Dataset excerpt:

* start *

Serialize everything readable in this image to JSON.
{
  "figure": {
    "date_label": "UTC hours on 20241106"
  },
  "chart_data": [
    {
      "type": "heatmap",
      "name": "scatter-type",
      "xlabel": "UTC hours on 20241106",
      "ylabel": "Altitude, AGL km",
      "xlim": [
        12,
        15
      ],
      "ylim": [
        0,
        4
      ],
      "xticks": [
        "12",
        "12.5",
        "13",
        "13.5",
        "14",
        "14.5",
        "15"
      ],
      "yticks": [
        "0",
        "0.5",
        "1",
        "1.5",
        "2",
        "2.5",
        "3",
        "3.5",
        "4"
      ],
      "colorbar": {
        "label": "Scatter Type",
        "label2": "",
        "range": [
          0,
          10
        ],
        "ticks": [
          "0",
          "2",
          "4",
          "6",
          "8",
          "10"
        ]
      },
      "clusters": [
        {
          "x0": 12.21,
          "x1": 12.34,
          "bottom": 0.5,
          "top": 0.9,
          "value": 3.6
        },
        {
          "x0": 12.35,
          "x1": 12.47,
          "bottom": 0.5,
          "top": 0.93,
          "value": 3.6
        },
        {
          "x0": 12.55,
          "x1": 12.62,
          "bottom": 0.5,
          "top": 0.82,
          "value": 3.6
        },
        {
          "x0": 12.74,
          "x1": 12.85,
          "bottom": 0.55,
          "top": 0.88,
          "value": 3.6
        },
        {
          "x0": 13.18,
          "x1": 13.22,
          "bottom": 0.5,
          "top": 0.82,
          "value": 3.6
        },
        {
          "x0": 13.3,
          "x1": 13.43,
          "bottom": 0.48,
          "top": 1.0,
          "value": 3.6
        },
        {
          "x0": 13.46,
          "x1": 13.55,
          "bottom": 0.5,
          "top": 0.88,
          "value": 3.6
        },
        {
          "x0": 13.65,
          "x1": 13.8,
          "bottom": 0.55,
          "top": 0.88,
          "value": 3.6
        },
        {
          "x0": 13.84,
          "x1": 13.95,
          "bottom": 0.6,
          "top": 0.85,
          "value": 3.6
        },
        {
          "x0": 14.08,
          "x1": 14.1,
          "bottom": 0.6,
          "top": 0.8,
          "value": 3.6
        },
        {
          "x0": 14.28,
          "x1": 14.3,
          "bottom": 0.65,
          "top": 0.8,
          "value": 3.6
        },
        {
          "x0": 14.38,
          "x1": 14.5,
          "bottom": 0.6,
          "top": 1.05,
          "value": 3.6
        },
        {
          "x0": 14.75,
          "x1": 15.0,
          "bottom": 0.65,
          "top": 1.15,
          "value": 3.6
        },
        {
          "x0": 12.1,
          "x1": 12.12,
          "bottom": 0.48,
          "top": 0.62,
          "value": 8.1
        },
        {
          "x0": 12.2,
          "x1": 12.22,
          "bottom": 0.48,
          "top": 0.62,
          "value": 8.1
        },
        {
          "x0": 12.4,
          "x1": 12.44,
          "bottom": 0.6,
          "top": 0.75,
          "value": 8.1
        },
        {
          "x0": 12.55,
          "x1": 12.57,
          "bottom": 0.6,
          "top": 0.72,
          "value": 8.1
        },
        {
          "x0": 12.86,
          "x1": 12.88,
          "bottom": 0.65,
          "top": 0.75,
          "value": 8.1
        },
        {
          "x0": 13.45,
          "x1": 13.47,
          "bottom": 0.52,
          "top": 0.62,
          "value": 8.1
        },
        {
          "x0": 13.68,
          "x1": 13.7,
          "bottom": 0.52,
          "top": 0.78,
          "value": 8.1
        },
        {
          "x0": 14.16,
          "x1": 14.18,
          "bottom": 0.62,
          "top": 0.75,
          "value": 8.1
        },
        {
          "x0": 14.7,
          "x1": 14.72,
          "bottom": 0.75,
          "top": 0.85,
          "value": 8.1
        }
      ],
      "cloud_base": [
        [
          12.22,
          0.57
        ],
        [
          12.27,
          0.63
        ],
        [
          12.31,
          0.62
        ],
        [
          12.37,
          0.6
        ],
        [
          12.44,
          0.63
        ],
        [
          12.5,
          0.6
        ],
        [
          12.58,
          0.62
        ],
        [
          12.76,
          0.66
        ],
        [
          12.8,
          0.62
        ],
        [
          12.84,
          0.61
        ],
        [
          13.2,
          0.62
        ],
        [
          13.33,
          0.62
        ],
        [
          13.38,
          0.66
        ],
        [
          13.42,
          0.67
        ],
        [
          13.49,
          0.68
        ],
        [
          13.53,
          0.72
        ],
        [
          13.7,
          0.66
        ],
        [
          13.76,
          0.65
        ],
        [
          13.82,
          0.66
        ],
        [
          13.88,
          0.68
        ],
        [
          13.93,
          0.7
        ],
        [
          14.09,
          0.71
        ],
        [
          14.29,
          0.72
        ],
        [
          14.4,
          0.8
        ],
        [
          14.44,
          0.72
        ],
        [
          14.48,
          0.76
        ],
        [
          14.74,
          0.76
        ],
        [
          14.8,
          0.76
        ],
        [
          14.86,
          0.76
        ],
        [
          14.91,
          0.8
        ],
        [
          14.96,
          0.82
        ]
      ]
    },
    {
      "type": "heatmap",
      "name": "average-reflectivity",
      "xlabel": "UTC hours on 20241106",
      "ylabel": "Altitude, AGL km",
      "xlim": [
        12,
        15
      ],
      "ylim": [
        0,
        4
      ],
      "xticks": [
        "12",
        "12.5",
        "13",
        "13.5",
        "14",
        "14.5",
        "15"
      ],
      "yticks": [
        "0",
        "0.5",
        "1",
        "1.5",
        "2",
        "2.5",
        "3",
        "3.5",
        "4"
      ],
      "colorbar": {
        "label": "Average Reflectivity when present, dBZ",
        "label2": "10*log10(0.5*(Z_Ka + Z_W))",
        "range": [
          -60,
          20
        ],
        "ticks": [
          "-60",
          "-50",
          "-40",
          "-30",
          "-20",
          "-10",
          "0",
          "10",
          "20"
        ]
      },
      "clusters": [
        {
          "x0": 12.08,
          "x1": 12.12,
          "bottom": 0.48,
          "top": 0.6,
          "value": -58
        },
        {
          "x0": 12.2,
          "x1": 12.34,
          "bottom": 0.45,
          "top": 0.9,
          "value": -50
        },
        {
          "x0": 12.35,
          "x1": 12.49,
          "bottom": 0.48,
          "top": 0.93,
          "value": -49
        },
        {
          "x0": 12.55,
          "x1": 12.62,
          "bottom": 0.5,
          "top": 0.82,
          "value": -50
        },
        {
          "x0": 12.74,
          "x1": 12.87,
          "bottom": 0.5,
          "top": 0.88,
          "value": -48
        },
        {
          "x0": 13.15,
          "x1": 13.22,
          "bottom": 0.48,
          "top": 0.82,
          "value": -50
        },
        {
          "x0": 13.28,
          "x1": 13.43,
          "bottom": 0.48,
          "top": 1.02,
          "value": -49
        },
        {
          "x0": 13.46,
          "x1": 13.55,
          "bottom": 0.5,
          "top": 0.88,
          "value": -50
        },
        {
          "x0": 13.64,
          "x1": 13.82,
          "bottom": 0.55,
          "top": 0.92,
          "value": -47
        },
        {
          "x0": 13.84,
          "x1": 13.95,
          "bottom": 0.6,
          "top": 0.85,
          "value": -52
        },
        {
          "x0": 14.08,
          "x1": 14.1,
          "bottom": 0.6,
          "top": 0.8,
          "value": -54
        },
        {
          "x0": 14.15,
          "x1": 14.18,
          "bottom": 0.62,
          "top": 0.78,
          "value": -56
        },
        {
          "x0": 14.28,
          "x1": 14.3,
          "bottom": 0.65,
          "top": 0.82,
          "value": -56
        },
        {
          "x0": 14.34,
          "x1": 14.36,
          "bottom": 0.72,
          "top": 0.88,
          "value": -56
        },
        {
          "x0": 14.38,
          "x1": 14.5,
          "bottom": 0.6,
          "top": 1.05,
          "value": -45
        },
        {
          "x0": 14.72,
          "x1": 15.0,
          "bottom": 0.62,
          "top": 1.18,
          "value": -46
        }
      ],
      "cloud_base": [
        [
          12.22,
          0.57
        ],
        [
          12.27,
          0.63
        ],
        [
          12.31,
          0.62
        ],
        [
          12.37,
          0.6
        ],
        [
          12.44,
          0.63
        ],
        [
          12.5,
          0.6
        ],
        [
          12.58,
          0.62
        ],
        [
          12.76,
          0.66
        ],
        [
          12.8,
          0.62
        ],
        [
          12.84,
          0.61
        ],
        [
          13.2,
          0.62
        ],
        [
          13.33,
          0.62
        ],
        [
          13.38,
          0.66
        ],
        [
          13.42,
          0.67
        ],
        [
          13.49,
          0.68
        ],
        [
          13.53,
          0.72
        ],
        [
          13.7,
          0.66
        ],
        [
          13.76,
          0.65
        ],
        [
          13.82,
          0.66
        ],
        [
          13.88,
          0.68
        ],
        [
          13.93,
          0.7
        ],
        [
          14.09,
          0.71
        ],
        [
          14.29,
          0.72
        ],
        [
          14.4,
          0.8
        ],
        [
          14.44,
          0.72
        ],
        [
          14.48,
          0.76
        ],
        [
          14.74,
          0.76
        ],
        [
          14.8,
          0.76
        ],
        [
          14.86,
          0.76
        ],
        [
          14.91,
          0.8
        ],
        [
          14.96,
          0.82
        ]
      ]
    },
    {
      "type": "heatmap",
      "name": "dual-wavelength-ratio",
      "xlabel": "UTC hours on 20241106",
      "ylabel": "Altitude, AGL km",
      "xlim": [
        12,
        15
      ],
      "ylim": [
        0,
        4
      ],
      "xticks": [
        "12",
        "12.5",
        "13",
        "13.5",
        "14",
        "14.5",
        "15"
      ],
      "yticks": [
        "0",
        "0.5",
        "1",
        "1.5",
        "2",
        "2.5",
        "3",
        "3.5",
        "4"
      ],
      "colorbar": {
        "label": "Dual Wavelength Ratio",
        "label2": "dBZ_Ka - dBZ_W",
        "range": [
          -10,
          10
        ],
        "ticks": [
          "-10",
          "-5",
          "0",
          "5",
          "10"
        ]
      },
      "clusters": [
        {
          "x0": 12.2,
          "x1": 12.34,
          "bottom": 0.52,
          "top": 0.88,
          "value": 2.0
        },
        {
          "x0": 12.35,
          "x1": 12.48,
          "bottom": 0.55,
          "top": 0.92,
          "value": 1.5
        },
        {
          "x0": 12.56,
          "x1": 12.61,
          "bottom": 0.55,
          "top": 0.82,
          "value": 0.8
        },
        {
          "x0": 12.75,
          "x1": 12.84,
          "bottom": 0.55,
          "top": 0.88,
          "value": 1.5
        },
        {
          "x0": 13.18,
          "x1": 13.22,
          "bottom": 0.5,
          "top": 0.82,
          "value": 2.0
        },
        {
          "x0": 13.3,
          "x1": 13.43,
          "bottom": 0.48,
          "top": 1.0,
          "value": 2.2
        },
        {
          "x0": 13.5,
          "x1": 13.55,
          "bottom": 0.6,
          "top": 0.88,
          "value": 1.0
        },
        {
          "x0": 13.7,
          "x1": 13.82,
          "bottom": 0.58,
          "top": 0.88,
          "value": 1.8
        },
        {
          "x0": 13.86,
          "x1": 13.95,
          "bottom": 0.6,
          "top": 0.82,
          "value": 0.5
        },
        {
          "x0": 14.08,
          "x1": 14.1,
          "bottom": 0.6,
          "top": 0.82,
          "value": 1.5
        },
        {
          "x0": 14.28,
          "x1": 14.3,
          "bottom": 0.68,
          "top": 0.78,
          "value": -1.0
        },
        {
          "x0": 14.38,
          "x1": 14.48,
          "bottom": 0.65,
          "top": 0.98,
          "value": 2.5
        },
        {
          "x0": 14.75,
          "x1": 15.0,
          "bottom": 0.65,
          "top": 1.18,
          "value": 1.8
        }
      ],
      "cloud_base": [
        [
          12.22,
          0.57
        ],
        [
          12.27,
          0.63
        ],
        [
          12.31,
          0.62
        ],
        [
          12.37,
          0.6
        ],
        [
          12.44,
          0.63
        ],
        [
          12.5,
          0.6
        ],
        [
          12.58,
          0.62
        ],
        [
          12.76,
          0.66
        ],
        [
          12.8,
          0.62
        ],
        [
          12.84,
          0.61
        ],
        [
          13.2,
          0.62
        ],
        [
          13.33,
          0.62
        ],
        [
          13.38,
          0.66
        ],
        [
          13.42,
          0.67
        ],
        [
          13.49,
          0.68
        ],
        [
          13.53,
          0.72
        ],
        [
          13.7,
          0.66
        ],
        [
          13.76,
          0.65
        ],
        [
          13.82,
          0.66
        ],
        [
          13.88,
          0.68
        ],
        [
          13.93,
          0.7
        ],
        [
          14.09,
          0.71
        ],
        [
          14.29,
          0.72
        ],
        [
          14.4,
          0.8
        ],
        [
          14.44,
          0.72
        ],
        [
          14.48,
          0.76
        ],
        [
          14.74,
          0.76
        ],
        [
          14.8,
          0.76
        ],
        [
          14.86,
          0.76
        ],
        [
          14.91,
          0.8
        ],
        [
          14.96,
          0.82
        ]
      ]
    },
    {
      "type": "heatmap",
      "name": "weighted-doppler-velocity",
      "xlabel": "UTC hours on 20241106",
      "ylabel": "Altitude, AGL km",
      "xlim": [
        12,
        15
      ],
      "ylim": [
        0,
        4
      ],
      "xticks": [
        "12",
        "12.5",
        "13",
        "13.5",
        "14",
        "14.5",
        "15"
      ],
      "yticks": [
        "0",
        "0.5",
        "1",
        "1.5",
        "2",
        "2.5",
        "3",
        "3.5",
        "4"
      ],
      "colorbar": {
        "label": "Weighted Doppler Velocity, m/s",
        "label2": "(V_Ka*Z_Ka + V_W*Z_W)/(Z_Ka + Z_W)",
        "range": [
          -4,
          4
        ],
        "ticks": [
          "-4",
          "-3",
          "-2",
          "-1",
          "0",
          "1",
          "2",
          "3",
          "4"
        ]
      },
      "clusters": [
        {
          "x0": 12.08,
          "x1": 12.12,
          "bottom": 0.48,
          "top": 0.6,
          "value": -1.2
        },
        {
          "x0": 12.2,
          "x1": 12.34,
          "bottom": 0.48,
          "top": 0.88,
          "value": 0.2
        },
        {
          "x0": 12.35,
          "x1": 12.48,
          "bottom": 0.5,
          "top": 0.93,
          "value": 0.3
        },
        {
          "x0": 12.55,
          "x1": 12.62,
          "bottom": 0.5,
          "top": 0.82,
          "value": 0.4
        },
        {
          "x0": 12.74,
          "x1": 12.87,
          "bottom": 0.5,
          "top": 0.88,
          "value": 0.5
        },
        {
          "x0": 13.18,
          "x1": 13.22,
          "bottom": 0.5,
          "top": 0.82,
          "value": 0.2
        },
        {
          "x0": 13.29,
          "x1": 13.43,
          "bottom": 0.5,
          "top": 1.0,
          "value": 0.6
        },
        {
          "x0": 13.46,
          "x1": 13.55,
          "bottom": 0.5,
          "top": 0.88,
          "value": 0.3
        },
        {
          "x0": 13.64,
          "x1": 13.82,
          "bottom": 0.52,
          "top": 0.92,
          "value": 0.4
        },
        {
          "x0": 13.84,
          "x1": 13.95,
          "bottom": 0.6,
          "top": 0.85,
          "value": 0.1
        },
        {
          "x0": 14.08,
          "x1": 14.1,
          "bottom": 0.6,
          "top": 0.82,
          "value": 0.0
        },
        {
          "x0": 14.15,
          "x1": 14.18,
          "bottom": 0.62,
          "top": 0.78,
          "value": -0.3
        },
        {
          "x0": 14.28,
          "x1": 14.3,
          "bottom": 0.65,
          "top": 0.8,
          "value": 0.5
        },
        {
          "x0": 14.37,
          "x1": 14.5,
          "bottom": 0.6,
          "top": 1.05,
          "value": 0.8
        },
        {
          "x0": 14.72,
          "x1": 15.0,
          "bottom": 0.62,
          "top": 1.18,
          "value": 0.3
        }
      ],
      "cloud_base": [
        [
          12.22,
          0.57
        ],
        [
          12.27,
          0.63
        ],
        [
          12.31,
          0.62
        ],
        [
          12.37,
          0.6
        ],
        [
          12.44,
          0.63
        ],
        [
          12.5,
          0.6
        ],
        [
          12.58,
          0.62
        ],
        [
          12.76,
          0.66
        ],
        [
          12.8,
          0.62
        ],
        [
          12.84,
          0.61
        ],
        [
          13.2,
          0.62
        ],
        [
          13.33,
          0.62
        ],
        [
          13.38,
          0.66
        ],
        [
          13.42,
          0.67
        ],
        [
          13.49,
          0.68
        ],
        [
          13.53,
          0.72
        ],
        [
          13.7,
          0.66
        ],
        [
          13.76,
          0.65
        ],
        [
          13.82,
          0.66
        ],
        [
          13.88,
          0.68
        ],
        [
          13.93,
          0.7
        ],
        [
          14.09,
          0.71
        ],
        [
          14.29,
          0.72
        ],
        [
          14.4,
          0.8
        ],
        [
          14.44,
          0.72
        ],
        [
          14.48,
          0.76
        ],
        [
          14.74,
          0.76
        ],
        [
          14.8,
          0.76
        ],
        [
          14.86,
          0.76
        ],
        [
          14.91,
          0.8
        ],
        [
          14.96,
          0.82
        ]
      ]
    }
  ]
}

* end *

Problem to work on: From the material above, gather all lines that include the string "name" and copy them.

Finished task:
      "name": "scatter-type",
      "name": "average-reflectivity",
      "name": "dual-wavelength-ratio",
      "name": "weighted-doppler-velocity",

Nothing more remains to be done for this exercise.